Given information -
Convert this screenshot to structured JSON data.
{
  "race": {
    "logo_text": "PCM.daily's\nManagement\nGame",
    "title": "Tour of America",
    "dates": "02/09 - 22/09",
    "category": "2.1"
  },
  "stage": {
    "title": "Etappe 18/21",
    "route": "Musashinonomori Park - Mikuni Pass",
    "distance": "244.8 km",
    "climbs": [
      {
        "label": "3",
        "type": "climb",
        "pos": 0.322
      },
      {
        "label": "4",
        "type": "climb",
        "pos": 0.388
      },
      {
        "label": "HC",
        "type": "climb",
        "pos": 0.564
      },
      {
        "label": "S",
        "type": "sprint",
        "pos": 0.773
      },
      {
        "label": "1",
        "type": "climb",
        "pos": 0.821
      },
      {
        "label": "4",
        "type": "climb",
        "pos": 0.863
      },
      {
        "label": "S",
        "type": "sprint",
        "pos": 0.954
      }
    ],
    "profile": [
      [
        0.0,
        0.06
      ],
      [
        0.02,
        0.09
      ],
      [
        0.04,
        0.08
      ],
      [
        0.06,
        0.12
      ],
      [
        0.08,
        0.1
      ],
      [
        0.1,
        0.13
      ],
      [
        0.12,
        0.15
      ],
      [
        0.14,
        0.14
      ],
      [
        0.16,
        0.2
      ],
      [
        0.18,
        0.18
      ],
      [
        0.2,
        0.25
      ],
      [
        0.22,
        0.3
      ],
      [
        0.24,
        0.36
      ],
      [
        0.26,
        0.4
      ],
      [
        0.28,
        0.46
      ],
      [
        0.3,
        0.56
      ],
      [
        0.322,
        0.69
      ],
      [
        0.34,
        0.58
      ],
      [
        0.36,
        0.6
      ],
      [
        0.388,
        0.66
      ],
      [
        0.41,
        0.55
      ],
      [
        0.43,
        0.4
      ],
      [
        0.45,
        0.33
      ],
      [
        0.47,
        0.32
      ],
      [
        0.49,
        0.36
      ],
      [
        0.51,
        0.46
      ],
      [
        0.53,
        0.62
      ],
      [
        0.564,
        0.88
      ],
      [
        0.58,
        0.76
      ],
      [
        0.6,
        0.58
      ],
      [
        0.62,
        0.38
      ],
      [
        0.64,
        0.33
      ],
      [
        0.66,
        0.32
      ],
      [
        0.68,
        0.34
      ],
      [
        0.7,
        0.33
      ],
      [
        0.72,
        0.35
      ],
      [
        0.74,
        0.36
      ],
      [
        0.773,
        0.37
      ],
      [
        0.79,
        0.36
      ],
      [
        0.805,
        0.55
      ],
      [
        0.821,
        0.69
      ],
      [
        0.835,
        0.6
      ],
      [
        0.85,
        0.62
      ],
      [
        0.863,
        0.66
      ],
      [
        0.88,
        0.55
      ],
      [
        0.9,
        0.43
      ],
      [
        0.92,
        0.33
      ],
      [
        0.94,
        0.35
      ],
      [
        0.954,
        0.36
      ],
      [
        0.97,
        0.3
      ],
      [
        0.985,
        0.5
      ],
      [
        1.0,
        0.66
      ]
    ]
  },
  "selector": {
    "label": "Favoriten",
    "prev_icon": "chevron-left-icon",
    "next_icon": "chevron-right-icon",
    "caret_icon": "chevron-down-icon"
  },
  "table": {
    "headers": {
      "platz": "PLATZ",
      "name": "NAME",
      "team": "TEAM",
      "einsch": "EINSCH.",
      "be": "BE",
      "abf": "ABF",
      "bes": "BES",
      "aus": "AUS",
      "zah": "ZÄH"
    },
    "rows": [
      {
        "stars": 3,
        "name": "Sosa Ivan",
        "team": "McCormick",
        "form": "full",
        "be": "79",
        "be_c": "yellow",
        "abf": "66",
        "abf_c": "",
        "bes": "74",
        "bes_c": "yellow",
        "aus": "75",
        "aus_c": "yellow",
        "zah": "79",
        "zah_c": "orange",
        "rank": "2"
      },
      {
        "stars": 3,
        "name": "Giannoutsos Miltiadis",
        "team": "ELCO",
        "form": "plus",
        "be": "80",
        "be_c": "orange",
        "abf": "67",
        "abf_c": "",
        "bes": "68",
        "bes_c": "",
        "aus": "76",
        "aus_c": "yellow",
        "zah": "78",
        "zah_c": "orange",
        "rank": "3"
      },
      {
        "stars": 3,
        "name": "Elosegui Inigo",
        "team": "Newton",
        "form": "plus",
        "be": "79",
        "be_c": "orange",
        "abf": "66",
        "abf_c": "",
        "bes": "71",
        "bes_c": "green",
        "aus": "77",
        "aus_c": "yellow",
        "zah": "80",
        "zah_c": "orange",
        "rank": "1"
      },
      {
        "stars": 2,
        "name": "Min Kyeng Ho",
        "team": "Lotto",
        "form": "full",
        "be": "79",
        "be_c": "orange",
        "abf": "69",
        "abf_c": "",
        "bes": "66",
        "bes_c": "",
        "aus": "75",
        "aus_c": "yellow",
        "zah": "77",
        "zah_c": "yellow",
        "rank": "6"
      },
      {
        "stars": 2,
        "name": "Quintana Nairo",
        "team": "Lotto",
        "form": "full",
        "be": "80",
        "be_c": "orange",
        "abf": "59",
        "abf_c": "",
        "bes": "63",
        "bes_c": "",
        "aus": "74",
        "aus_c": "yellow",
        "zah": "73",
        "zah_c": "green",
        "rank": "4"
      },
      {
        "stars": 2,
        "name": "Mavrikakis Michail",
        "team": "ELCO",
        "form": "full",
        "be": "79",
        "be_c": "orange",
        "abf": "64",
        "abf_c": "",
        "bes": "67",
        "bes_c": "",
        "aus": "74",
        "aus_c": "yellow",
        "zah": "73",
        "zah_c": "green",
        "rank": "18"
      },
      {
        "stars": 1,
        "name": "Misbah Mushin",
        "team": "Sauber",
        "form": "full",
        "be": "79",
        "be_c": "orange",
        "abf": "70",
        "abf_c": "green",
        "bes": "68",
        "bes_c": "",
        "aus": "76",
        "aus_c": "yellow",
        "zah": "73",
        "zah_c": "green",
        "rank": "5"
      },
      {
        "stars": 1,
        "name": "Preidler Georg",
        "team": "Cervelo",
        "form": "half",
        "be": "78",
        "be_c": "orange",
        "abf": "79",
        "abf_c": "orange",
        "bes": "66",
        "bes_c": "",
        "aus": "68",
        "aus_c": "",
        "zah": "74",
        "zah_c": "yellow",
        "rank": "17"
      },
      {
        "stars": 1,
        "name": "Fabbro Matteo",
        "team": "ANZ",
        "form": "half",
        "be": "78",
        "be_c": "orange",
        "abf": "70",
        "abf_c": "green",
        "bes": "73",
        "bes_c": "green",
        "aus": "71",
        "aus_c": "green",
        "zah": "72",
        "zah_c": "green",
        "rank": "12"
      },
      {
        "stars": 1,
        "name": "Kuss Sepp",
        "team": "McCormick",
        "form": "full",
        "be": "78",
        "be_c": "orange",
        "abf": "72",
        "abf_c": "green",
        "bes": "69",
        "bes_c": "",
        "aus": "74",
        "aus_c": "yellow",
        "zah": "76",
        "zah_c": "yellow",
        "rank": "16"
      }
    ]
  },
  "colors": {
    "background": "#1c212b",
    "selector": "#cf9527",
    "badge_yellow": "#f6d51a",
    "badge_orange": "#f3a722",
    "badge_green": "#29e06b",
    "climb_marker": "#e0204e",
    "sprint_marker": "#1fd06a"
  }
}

Given request -
Copy every line of the material in which the word "team" occurs.

Answer for the task -
      "team": "TEAM",
        "team": "McCormick",
        "team": "ELCO",
        "team": "Newton",
        "team": "Lotto",
        "team": "Lotto",
        "team": "ELCO",
        "team": "Sauber",
        "team": "Cervelo",
        "team": "ANZ",
        "team": "McCormick",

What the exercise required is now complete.